> GIVEN INSTRUCTION:
Retype all of the data exactly as given.

> TASK MATERIAL:
* begin *

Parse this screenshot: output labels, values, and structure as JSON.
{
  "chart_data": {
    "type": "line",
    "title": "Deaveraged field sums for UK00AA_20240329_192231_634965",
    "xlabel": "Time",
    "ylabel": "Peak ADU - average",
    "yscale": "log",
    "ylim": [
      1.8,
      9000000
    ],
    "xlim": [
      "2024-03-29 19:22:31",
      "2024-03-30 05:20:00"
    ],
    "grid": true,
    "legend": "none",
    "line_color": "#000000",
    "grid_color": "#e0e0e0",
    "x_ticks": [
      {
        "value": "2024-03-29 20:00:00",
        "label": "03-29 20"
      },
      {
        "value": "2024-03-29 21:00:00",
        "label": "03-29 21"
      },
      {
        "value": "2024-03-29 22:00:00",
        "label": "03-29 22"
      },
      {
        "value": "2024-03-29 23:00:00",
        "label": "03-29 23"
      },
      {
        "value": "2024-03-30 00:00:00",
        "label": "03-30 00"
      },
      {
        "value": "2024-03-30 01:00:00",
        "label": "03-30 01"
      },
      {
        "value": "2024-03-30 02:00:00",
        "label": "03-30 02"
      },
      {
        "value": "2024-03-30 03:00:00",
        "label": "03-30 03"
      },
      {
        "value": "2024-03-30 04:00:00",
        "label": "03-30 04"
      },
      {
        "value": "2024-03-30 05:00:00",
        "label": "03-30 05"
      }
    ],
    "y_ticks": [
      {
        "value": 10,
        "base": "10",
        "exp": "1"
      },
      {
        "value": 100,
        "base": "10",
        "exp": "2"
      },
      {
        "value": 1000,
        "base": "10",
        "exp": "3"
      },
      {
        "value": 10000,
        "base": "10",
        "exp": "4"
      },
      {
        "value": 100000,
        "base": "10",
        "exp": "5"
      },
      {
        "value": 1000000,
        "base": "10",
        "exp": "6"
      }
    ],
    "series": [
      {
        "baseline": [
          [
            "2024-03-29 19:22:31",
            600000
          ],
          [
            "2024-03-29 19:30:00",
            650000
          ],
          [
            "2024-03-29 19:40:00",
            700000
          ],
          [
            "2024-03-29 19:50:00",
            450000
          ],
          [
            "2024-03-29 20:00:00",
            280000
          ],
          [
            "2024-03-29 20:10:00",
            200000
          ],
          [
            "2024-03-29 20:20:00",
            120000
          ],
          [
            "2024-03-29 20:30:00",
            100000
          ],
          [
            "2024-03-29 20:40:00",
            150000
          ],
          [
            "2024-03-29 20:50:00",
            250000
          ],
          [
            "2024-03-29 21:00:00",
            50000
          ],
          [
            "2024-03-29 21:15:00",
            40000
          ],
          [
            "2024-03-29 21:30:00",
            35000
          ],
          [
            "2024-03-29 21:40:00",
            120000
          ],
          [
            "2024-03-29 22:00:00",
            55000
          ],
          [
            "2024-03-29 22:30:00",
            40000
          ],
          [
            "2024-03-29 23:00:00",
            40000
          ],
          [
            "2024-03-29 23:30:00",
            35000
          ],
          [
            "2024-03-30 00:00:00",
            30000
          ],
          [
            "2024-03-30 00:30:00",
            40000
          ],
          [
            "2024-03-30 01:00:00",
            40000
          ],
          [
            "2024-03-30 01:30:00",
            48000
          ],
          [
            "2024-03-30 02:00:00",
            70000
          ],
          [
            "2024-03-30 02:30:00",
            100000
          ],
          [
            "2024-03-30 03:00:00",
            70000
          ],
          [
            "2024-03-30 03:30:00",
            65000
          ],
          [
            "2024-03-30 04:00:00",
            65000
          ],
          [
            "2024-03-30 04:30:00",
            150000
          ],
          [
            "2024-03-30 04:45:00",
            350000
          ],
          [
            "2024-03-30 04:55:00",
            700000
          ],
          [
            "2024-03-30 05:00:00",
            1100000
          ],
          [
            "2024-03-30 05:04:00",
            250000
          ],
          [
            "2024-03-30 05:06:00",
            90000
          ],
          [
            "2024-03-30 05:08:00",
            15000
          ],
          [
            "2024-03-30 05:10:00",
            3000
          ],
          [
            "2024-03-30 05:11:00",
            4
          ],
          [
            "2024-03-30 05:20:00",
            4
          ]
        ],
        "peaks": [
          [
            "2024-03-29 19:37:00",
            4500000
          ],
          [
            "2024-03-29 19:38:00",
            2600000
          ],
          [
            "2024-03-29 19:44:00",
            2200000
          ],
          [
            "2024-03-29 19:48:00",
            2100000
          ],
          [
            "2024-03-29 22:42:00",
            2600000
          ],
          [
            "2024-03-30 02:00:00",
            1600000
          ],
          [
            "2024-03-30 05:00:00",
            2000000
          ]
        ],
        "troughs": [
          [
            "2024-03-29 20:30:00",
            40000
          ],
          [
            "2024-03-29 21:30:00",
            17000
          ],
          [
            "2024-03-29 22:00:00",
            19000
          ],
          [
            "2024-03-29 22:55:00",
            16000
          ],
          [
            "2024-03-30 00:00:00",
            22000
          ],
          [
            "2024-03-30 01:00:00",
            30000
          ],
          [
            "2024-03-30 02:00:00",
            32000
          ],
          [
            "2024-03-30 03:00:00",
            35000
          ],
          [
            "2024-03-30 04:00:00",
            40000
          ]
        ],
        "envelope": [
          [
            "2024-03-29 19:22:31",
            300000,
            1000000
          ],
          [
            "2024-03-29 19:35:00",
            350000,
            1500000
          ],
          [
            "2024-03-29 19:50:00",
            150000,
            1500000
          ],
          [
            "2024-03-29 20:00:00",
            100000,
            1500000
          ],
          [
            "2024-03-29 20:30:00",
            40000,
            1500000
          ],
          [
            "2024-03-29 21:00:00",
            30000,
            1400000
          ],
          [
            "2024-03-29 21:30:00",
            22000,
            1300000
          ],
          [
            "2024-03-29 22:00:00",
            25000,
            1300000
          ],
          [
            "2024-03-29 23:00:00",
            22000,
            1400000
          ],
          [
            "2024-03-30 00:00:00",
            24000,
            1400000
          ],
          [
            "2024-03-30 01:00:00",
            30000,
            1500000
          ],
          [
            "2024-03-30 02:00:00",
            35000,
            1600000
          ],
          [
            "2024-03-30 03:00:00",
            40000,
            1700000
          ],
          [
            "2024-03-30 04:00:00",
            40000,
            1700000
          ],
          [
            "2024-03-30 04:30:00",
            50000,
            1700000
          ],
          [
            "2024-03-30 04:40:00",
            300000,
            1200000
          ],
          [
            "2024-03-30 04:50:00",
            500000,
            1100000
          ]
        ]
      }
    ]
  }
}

* end *

> COMPLETE ANSWER:
Parse this screenshot: output labels, values, and structure as JSON.
{
  "chart_data": {
    "type": "line",
    "title": "Deaveraged field sums for UK00AA_20240329_192231_634965",
    "xlabel": "Time",
    "ylabel": "Peak ADU - average",
    "yscale": "log",
    "ylim": [
      1.8,
      9000000
    ],
    "xlim": [
      "2024-03-29 19:22:31",
      "2024-03-30 05:20:00"
    ],
    "grid": true,
    "legend": "none",
    "line_color": "#000000",
    "grid_color": "#e0e0e0",
    "x_ticks": [
      {
        "value": "2024-03-29 20:00:00",
        "label": "03-29 20"
      },
      {
        "value": "2024-03-29 21:00:00",
        "label": "03-29 21"
      },
      {
        "value": "2024-03-29 22:00:00",
        "label": "03-29 22"
      },
      {
        "value": "2024-03-29 23:00:00",
        "label": "03-29 23"
      },
      {
        "value": "2024-03-30 00:00:00",
        "label": "03-30 00"
      },
      {
        "value": "2024-03-30 01:00:00",
        "label": "03-30 01"
      },
      {
        "value": "2024-03-30 02:00:00",
        "label": "03-30 02"
      },
      {
        "value": "2024-03-30 03:00:00",
        "label": "03-30 03"
      },
      {
        "value": "2024-03-30 04:00:00",
        "label": "03-30 04"
      },
      {
        "value": "2024-03-30 05:00:00",
        "label": "03-30 05"
      }
    ],
    "y_ticks": [
      {
        "value": 10,
        "base": "10",
        "exp": "1"
      },
      {
        "value": 100,
        "base": "10",
        "exp": "2"
      },
      {
        "value": 1000,
        "base": "10",
        "exp": "3"
      },
      {
        "value": 10000,
        "base": "10",
        "exp": "4"
      },
      {
        "value": 100000,
        "base": "10",
        "exp": "5"
      },
      {
        "value": 1000000,
        "base": "10",
        "exp": "6"
      }
    ],
    "series": [
      {
        "baseline": [
          [
            "2024-03-29 19:22:31",
            600000
          ],
          [
            "2024-03-29 19:30:00",
            650000
          ],
          [
            "2024-03-29 19:40:00",
            700000
          ],
          [
            "2024-03-29 19:50:00",
            450000
          ],
          [
            "2024-03-29 20:00:00",
            280000
          ],
          [
            "2024-03-29 20:10:00",
            200000
          ],
          [
            "2024-03-29 20:20:00",
            120000
          ],
          [
            "2024-03-29 20:30:00",
            100000
          ],
          [
            "2024-03-29 20:40:00",
            150000
          ],
          [
            "2024-03-29 20:50:00",
            250000
          ],
          [
            "2024-03-29 21:00:00",
            50000
          ],
          [
            "2024-03-29 21:15:00",
            40000
          ],
          [
            "2024-03-29 21:30:00",
            35000
          ],
          [
            "2024-03-29 21:40:00",
            120000
          ],
          [
            "2024-03-29 22:00:00",
            55000
          ],
          [
            "2024-03-29 22:30:00",
            40000
          ],
          [
            "2024-03-29 23:00:00",
            40000
          ],
          [
            "2024-03-29 23:30:00",
            35000
          ],
          [
            "2024-03-30 00:00:00",
            30000
          ],
          [
            "2024-03-30 00:30:00",
            40000
          ],
          [
            "2024-03-30 01:00:00",
            40000
          ],
          [
            "2024-03-30 01:30:00",
            48000
          ],
          [
            "2024-03-30 02:00:00",
            70000
          ],
          [
            "2024-03-30 02:30:00",
            100000
          ],
          [
            "2024-03-30 03:00:00",
            70000
          ],
          [
            "2024-03-30 03:30:00",
            65000
          ],
          [
            "2024-03-30 04:00:00",
            65000
          ],
          [
            "2024-03-30 04:30:00",
            150000
          ],
          [
            "2024-03-30 04:45:00",
            350000
          ],
          [
            "2024-03-30 04:55:00",
            700000
          ],
          [
            "2024-03-30 05:00:00",
            1100000
          ],
          [
            "2024-03-30 05:04:00",
            250000
          ],
          [
            "2024-03-30 05:06:00",
            90000
          ],
          [
            "2024-03-30 05:08:00",
            15000
          ],
          [
            "2024-03-30 05:10:00",
            3000
          ],
          [
            "2024-03-30 05:11:00",
            4
          ],
          [
            "2024-03-30 05:20:00",
            4
          ]
        ],
        "peaks": [
          [
            "2024-03-29 19:37:00",
            4500000
          ],
          [
            "2024-03-29 19:38:00",
            2600000
          ],
          [
            "2024-03-29 19:44:00",
            2200000
          ],
          [
            "2024-03-29 19:48:00",
            2100000
          ],
          [
            "2024-03-29 22:42:00",
            2600000
          ],
          [
            "2024-03-30 02:00:00",
            1600000
          ],
          [
            "2024-03-30 05:00:00",
            2000000
          ]
        ],
        "troughs": [
          [
            "2024-03-29 20:30:00",
            40000
          ],
          [
            "2024-03-29 21:30:00",
            17000
          ],
          [
            "2024-03-29 22:00:00",
            19000
          ],
          [
            "2024-03-29 22:55:00",
            16000
          ],
          [
            "2024-03-30 00:00:00",
            22000
          ],
          [
            "2024-03-30 01:00:00",
            30000
          ],
          [
            "2024-03-30 02:00:00",
            32000
          ],
          [
            "2024-03-30 03:00:00",
            35000
          ],
          [
            "2024-03-30 04:00:00",
            40000
          ]
        ],
        "envelope": [
          [
            "2024-03-29 19:22:31",
            300000,
            1000000
          ],
          [
            "2024-03-29 19:35:00",
            350000,
            1500000
          ],
          [
            "2024-03-29 19:50:00",
            150000,
            1500000
          ],
          [
            "2024-03-29 20:00:00",
            100000,
            1500000
          ],
          [
            "2024-03-29 20:30:00",
            40000,
            1500000
          ],
          [
            "2024-03-29 21:00:00",
            30000,
            1400000
          ],
          [
            "2024-03-29 21:30:00",
            22000,
            1300000
          ],
          [
            "2024-03-29 22:00:00",
            25000,
            1300000
          ],
          [
            "2024-03-29 23:00:00",
            22000,
            1400000
          ],
          [
            "2024-03-30 00:00:00",
            24000,
            1400000
          ],
          [
            "2024-03-30 01:00:00",
            30000,
            1500000
          ],
          [
            "2024-03-30 02:00:00",
            35000,
            1600000
          ],
          [
            "2024-03-30 03:00:00",
            40000,
            1700000
          ],
          [
            "2024-03-30 04:00:00",
            40000,
            1700000
          ],
          [
            "2024-03-30 04:30:00",
            50000,
            1700000
          ],
          [
            "2024-03-30 04:40:00",
            300000,
            1200000
          ],
          [
            "2024-03-30 04:50:00",
            500000,
            1100000
          ]
        ]
      }
    ]
  }
}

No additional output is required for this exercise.